Pull out every line from the listing that has the word "Sancti".

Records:
>> Begin

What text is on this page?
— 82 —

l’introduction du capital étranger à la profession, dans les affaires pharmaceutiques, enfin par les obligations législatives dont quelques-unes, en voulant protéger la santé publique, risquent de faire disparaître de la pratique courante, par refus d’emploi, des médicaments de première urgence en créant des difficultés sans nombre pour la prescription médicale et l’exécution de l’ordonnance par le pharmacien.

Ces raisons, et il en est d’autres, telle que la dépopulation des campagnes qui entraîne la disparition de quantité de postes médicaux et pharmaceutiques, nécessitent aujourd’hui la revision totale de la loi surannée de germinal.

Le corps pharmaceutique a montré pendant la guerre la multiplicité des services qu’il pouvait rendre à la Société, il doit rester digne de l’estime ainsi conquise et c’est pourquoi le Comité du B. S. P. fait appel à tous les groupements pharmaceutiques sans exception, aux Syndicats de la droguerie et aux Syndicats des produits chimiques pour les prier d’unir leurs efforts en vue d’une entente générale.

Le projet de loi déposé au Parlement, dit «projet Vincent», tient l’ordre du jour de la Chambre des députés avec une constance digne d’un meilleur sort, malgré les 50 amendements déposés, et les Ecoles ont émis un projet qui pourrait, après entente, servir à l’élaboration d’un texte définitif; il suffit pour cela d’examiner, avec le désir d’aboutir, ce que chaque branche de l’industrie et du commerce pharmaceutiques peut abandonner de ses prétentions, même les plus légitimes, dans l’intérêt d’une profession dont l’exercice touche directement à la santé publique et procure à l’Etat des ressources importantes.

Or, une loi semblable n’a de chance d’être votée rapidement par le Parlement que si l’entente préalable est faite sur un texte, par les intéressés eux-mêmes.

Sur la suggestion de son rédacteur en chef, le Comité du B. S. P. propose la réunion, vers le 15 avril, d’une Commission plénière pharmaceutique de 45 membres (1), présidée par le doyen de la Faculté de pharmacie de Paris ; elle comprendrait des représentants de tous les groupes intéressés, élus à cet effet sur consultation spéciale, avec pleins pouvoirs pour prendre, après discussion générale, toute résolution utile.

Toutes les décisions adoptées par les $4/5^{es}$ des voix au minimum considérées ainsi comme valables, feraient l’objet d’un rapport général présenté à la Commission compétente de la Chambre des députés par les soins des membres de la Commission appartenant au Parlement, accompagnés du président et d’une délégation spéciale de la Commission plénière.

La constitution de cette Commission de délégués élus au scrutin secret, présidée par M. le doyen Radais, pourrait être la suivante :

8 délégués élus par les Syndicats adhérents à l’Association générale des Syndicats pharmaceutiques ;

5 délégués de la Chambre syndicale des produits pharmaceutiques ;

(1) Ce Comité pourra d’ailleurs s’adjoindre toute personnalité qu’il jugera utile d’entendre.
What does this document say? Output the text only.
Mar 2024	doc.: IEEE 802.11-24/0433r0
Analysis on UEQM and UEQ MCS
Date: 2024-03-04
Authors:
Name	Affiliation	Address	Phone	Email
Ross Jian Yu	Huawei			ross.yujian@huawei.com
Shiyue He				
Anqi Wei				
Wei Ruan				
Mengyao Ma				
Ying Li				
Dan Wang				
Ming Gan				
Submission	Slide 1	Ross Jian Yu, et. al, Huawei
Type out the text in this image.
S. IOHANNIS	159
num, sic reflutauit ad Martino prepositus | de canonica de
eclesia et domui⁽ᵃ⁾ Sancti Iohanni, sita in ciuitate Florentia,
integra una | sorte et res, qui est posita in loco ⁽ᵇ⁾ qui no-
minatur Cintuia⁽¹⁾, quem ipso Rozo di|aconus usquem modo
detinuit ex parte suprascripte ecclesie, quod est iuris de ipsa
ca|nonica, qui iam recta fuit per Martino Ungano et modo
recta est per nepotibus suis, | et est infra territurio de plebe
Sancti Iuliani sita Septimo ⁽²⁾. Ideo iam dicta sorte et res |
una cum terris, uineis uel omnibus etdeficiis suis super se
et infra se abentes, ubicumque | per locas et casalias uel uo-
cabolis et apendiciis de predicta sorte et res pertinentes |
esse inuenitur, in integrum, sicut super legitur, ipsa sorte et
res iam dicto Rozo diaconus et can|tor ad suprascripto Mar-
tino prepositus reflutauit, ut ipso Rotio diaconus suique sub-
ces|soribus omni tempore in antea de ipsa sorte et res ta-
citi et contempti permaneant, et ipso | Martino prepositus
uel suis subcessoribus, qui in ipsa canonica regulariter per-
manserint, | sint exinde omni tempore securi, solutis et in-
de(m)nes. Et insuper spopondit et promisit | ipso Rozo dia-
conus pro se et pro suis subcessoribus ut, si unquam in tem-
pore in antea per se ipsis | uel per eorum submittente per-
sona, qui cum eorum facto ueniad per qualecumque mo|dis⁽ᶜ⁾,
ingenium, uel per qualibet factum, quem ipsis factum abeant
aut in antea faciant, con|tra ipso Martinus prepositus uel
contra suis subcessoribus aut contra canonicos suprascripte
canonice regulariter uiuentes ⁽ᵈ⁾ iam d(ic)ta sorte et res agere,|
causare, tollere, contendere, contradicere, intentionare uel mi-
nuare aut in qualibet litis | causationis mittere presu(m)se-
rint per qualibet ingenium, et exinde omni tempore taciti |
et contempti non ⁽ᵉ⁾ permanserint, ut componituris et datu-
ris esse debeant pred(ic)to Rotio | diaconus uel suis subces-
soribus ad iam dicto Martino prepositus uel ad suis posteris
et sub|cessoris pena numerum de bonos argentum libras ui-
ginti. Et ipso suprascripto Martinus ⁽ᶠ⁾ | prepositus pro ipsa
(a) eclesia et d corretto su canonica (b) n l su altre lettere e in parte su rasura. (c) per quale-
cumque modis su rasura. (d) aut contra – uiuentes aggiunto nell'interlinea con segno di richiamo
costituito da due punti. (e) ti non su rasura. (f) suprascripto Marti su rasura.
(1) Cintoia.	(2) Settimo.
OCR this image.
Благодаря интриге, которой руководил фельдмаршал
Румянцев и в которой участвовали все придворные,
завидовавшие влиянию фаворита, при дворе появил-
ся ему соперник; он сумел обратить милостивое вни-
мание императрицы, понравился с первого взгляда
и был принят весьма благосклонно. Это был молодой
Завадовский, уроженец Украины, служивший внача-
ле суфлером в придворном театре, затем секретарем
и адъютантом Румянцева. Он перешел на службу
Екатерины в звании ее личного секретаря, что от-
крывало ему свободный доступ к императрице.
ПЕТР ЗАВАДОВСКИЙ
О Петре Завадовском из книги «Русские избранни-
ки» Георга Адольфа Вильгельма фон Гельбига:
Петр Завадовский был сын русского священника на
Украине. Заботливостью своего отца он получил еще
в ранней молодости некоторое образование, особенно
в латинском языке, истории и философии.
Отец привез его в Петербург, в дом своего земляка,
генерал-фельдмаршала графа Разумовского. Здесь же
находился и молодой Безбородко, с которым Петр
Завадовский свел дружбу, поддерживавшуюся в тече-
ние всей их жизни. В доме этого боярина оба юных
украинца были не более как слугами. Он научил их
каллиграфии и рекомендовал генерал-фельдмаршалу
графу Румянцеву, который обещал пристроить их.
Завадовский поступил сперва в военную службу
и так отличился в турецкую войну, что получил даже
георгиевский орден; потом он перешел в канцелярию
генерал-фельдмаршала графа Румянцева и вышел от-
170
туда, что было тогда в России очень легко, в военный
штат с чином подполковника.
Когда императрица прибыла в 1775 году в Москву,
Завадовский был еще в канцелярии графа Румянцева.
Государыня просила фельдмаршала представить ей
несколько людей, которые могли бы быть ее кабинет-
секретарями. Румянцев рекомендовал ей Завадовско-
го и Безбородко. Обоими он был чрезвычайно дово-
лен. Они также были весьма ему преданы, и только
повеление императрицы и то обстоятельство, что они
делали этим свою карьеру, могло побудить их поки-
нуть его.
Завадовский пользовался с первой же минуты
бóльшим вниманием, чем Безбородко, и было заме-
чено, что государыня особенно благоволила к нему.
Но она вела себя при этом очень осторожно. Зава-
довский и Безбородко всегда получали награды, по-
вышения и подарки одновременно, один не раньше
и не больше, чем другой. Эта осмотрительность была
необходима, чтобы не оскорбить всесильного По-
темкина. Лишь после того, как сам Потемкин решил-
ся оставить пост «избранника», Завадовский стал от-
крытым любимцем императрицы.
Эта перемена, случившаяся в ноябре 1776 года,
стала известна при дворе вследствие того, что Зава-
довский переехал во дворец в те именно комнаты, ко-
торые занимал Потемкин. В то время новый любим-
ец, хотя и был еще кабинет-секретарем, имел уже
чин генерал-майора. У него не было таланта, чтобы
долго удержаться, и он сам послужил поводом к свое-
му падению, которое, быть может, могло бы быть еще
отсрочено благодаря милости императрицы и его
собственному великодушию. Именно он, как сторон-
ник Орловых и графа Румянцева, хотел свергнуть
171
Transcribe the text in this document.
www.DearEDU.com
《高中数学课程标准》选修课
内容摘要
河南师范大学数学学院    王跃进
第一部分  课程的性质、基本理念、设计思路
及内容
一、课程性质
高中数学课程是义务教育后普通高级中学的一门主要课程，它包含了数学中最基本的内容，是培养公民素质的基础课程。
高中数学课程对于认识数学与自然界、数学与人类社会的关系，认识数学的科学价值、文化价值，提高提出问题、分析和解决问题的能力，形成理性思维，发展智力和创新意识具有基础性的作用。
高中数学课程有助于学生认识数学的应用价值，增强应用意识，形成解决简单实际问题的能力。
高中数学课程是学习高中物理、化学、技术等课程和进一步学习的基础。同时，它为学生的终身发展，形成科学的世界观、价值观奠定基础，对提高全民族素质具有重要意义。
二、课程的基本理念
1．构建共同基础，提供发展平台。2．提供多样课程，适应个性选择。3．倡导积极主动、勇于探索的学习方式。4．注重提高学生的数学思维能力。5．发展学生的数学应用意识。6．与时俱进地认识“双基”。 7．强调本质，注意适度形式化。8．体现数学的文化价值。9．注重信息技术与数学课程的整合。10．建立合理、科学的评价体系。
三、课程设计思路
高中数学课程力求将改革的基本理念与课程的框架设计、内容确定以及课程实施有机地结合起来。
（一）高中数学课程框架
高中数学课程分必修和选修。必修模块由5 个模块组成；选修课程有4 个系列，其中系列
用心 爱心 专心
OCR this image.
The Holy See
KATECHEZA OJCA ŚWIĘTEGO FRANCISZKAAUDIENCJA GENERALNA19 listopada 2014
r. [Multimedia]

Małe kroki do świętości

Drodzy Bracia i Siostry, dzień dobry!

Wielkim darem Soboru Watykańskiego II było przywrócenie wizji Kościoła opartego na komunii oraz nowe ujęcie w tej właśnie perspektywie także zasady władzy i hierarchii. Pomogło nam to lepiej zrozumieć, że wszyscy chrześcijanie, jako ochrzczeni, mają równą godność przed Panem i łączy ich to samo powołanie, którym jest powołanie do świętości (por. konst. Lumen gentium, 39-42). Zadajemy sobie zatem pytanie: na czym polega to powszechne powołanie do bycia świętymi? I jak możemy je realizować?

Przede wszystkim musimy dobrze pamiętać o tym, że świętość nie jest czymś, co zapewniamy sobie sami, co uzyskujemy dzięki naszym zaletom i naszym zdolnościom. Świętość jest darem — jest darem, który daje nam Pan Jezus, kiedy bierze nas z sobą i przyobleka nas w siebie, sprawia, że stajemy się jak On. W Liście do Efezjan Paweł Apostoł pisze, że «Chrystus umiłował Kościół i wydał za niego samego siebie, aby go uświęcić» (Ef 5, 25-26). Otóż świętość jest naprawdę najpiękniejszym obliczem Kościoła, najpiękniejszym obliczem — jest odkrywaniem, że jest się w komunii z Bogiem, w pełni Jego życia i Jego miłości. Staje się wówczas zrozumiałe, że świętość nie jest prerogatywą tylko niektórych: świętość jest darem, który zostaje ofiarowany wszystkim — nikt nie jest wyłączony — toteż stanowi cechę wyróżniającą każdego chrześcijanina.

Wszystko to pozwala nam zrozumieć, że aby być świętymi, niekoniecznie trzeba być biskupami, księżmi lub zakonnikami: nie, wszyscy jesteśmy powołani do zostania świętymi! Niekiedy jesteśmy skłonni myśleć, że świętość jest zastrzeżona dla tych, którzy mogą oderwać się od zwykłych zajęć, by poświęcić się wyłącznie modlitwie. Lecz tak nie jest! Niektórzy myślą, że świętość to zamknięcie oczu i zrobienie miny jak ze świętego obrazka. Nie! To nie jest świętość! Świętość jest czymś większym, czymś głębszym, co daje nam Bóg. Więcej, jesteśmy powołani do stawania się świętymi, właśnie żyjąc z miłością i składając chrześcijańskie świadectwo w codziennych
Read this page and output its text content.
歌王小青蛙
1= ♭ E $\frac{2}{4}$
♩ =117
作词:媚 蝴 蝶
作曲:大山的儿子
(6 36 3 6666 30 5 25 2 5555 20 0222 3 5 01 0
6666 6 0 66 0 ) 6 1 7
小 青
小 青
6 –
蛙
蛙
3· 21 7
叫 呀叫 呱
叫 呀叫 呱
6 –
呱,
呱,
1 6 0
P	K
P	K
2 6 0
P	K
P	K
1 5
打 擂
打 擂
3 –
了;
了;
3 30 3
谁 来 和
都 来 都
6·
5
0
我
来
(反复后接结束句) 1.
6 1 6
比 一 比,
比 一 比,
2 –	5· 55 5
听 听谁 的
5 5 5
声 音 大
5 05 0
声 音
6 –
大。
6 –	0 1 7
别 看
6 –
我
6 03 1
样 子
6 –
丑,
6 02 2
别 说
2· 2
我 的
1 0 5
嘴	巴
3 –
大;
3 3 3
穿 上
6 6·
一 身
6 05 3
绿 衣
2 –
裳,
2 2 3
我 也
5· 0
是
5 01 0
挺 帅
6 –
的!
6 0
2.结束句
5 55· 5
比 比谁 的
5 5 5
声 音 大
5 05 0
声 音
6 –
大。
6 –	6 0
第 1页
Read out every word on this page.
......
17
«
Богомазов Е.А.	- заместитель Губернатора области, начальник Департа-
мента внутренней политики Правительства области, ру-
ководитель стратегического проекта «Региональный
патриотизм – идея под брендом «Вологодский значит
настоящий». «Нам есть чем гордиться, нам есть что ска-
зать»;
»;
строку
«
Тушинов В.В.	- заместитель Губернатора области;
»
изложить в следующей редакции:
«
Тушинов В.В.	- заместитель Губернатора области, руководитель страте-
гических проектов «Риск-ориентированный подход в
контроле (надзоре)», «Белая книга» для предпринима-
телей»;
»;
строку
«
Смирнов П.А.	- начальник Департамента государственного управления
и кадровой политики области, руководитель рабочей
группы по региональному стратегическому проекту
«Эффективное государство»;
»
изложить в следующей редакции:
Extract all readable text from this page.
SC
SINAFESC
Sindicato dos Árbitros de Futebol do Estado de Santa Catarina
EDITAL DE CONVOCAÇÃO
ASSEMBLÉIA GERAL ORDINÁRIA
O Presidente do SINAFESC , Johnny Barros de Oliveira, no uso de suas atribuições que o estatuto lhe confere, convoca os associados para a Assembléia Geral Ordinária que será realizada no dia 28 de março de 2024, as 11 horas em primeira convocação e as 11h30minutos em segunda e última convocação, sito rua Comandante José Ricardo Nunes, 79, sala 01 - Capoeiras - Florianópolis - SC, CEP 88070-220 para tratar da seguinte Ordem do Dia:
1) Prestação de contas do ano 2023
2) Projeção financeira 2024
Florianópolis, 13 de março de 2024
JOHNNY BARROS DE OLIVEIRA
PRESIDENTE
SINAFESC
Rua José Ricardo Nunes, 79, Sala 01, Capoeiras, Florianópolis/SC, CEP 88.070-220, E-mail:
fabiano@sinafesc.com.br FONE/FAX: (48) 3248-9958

>> End

Solution for this task:
eclesia et domui⁽ᵃ⁾ Sancti Iohanni, sita in ciuitate Florentia,
Sancti Iuliani sita Septimo ⁽²⁾. Ideo iam dicta sorte et res |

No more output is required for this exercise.